> **Material provided**:

+++++

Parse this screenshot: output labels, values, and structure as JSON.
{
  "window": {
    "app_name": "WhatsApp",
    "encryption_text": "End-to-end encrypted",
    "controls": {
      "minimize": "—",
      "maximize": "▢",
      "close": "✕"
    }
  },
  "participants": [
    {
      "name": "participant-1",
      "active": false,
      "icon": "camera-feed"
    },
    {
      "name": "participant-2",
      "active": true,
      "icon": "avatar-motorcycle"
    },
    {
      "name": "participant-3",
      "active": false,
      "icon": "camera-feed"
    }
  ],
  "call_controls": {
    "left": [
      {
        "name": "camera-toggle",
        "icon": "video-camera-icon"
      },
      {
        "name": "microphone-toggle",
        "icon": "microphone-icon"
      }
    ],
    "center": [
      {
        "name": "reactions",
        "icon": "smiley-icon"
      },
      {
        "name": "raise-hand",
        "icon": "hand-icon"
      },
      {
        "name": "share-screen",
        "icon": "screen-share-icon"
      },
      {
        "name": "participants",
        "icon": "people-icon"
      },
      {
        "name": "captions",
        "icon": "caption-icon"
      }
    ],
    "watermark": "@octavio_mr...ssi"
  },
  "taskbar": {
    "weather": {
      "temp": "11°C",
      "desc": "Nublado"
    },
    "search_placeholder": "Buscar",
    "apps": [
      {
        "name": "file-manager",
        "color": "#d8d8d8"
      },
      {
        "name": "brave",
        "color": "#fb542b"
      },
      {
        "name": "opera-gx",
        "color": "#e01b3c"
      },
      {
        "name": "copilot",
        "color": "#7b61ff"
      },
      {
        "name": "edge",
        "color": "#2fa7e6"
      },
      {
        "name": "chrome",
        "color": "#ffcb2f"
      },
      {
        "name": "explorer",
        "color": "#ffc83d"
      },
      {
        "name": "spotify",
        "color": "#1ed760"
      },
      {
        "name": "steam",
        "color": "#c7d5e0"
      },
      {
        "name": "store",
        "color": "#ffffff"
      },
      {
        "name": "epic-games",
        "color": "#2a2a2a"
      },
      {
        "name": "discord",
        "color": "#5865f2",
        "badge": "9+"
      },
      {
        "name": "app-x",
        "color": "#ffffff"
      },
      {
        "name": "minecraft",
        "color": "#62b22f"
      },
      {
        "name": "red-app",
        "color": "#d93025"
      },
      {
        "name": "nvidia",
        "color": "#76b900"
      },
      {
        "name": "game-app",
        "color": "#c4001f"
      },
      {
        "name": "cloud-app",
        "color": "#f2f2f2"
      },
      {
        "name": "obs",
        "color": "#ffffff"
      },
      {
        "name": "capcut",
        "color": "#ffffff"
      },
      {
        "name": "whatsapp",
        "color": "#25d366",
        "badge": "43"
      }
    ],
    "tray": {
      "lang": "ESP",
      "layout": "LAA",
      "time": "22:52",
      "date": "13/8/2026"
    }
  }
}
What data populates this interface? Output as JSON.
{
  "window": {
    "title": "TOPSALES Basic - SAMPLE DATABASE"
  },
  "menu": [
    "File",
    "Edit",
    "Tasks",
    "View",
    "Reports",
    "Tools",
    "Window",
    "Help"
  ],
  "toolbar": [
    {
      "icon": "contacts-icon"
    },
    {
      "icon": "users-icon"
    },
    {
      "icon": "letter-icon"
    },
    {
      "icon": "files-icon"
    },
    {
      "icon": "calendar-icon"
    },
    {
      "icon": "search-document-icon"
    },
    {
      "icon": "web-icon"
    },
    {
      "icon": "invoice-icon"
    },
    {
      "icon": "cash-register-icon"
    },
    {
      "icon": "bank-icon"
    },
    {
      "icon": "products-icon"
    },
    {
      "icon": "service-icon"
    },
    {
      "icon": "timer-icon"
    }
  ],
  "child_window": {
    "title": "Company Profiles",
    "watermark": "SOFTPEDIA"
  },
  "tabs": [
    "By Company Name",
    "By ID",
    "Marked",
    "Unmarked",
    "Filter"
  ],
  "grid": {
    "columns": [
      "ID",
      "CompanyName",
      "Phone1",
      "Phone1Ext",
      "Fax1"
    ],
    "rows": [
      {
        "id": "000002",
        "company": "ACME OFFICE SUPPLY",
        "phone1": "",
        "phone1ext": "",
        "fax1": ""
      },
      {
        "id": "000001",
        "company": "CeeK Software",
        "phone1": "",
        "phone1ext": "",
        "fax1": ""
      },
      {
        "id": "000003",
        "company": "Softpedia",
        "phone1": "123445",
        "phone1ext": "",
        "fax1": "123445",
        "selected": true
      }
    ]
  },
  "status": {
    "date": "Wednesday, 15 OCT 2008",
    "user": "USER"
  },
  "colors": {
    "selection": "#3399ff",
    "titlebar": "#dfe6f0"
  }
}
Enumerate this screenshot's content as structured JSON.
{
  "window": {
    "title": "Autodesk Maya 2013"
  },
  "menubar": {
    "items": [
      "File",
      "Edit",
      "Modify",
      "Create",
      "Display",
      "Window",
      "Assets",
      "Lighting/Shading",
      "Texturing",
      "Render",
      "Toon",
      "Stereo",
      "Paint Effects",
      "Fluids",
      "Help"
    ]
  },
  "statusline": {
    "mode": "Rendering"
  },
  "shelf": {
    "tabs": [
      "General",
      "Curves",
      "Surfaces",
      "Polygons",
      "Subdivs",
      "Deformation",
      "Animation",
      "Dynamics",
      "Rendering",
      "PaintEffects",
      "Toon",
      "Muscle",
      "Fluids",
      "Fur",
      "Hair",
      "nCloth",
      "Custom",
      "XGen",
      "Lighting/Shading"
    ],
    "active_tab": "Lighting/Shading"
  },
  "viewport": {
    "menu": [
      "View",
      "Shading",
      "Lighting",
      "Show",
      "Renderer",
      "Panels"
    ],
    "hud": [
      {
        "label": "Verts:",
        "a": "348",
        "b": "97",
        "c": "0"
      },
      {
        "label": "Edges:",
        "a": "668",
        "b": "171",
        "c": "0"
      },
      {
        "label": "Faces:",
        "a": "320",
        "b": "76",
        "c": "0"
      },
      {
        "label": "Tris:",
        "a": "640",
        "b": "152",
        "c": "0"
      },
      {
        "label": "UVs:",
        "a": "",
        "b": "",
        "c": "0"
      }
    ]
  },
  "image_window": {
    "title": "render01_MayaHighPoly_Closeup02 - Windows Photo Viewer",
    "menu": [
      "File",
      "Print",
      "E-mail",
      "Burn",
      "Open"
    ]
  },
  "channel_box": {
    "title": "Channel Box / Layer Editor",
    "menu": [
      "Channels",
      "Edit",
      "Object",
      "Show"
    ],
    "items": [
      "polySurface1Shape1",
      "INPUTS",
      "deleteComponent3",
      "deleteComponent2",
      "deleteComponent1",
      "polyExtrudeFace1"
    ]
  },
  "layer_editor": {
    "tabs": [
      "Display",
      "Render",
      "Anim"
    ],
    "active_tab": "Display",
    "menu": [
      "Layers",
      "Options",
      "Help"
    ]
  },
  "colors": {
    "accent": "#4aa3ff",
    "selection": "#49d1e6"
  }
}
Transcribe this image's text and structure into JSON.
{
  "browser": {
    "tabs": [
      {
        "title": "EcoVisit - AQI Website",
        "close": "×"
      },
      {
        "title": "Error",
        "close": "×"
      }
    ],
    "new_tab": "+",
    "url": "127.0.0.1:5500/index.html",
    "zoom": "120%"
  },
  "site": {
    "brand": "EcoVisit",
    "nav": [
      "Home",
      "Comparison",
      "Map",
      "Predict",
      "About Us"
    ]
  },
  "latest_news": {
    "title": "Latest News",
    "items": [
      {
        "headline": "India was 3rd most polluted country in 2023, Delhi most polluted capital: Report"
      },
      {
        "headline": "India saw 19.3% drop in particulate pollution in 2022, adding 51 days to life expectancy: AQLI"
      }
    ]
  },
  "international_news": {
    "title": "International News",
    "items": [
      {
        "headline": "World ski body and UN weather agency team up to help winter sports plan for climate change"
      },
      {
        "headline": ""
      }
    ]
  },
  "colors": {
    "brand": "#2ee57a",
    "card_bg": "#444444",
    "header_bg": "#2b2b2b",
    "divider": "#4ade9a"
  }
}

+++++

> **Requirement**: Your task is to gather all lines from the entries above that hold the word "Shading".

> **Response to the exercise**:
      "Lighting/Shading",
      "Lighting/Shading"
    "active_tab": "Lighting/Shading"
      "Shading",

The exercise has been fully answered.